* [Directions for this task]: Change "y-tick-label" to "price-label" in the lines starting with the line with "candle-body xyxy=(455,177,466,193)" and going on through the line with "candle-body xyxy=(228,321,239,325)", leaving everything else unchanged. Give back only those lines.

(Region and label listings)
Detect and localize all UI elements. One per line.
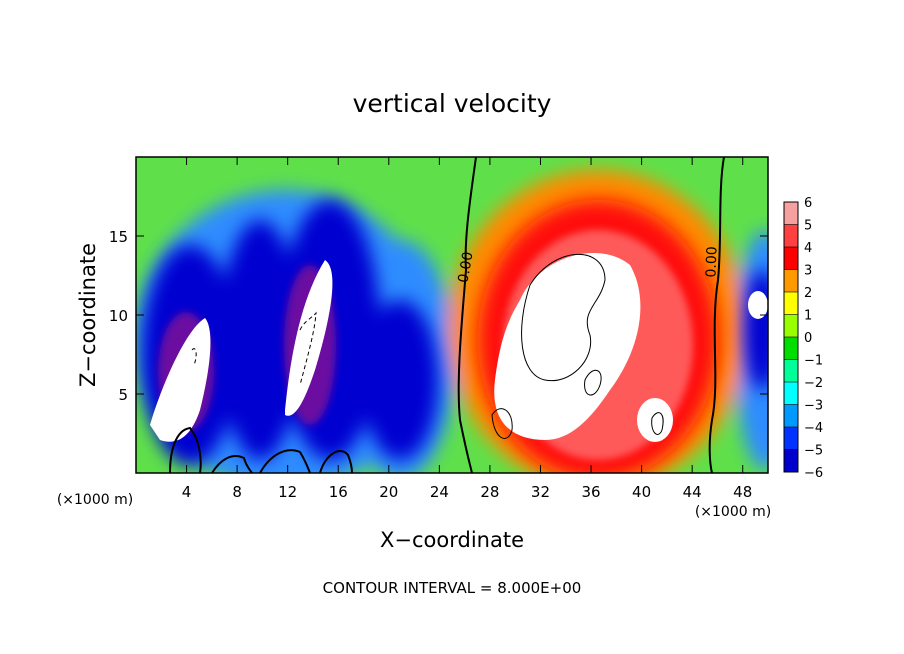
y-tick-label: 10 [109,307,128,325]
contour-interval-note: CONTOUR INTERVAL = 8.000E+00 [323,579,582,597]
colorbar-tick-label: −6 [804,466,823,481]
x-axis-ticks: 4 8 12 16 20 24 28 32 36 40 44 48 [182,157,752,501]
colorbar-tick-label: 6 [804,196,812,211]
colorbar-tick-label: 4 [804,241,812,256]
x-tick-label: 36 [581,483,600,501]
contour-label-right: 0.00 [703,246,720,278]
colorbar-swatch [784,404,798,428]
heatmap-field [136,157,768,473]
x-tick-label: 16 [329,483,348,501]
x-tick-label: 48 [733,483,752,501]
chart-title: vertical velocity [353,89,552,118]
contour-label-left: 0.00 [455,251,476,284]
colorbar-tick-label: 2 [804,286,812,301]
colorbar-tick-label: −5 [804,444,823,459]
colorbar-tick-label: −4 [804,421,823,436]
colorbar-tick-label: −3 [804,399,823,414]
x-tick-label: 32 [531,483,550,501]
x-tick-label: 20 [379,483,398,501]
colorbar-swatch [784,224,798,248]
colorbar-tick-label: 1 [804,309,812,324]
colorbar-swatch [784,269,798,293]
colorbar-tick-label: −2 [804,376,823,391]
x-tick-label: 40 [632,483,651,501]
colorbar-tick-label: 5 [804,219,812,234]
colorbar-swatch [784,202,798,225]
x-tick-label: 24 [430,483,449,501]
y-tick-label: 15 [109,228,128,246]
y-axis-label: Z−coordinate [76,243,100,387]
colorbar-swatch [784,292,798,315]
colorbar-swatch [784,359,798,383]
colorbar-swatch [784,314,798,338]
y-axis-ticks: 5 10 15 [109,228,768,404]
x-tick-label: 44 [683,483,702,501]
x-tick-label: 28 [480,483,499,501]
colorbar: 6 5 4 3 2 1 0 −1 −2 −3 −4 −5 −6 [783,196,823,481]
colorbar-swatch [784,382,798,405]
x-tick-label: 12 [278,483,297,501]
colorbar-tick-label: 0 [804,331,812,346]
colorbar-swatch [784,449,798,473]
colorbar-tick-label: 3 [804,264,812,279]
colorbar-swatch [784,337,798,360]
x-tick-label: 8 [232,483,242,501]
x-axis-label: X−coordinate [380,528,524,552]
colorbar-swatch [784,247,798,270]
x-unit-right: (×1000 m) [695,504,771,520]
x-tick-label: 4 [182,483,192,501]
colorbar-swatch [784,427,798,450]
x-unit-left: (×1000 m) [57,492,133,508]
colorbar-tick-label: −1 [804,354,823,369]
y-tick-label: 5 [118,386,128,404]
* * *
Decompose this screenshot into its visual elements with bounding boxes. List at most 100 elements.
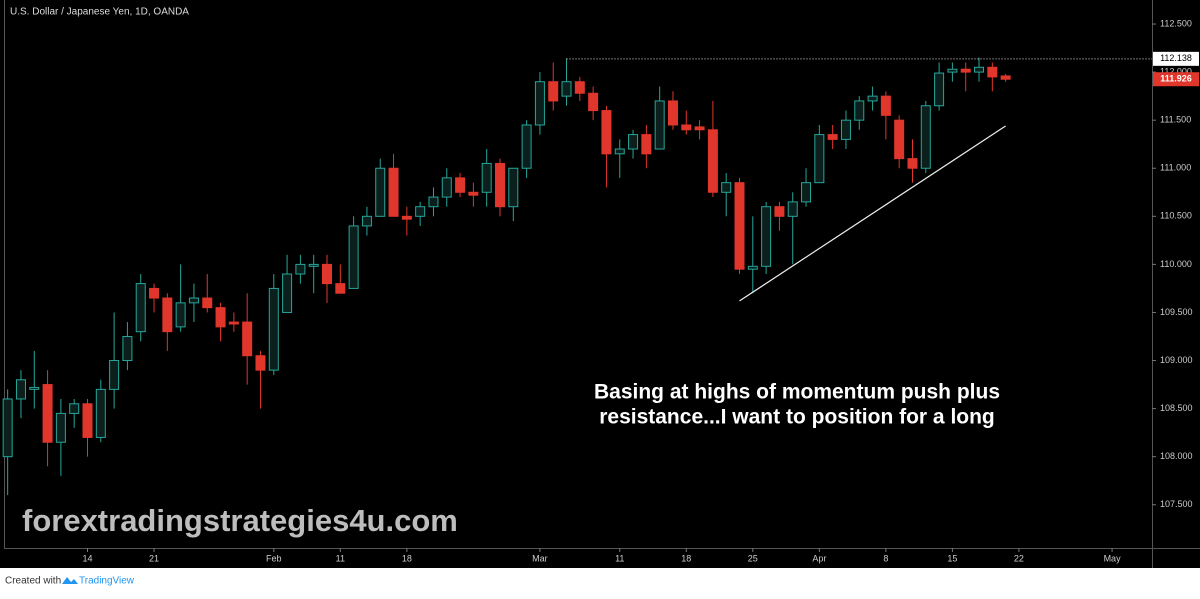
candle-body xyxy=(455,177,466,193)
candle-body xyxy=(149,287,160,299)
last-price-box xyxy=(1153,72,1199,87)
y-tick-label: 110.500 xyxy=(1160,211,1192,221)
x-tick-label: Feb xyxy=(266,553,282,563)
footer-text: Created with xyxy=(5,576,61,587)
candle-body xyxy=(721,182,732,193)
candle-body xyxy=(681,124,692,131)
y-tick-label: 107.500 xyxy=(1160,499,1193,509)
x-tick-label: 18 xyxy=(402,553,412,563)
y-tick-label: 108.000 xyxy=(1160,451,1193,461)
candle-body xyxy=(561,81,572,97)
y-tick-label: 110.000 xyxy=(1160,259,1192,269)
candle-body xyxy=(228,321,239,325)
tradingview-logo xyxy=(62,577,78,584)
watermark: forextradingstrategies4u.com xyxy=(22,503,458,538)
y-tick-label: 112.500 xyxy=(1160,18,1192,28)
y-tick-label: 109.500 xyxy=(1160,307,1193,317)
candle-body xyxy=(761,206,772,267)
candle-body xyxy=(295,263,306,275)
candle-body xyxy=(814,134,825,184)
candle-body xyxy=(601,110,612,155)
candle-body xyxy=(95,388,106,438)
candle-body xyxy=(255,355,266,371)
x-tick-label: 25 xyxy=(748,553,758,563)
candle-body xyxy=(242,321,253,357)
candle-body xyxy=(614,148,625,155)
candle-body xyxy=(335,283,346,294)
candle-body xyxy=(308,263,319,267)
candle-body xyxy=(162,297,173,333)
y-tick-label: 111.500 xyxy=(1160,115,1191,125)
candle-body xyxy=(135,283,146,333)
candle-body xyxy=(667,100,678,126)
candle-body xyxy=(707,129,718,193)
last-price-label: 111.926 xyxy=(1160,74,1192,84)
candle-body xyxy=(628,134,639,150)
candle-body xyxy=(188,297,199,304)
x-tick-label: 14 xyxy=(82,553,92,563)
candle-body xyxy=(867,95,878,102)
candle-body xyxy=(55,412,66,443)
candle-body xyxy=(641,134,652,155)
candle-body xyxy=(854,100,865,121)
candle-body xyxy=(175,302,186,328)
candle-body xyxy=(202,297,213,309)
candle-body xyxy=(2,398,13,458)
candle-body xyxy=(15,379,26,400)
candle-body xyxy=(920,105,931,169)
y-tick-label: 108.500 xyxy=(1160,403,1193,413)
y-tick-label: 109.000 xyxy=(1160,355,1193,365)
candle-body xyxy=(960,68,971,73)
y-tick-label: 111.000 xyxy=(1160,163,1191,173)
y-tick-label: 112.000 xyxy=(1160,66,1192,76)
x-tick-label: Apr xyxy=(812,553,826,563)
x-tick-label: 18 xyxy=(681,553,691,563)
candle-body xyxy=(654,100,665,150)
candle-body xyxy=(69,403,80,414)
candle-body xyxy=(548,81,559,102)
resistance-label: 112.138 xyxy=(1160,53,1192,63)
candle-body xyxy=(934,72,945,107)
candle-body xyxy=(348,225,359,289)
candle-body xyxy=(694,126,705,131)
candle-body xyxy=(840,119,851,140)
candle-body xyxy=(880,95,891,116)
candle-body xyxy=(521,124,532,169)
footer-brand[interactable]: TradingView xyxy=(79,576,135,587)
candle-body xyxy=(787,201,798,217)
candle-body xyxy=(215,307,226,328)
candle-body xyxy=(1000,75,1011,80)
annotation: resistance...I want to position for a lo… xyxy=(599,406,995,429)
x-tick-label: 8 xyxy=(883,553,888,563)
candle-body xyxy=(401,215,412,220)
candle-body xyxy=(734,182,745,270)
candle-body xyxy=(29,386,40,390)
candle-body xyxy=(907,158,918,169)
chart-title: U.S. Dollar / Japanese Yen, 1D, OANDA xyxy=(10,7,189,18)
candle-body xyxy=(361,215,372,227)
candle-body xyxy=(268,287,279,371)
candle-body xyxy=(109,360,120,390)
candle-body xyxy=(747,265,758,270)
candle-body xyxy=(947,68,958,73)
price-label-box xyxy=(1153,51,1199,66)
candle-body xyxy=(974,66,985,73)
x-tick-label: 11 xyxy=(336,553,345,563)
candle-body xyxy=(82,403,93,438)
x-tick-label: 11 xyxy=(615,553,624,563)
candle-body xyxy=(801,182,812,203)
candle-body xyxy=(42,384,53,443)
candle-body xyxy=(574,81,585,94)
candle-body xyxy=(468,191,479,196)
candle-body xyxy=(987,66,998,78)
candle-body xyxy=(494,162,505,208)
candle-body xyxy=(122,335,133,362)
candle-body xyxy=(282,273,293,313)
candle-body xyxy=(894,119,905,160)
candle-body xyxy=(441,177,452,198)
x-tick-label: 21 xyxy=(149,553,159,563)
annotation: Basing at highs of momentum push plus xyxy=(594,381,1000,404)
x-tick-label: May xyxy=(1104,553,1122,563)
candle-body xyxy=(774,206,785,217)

* [The output]:
candle-body xyxy=(455,177,466,193)
candle-body xyxy=(149,287,160,299)
last-price-box xyxy=(1153,72,1199,87)
price-label: 110.500 xyxy=(1160,211,1192,221)
x-tick-label: Feb xyxy=(266,553,282,563)
footer-text: Created with xyxy=(5,576,61,587)
candle-body xyxy=(721,182,732,193)
candle-body xyxy=(681,124,692,131)
price-label: 107.500 xyxy=(1160,499,1193,509)
x-tick-label: 18 xyxy=(402,553,412,563)
price-label: 108.000 xyxy=(1160,451,1193,461)
candle-body xyxy=(561,81,572,97)
price-label: 110.000 xyxy=(1160,259,1192,269)
candle-body xyxy=(228,321,239,325)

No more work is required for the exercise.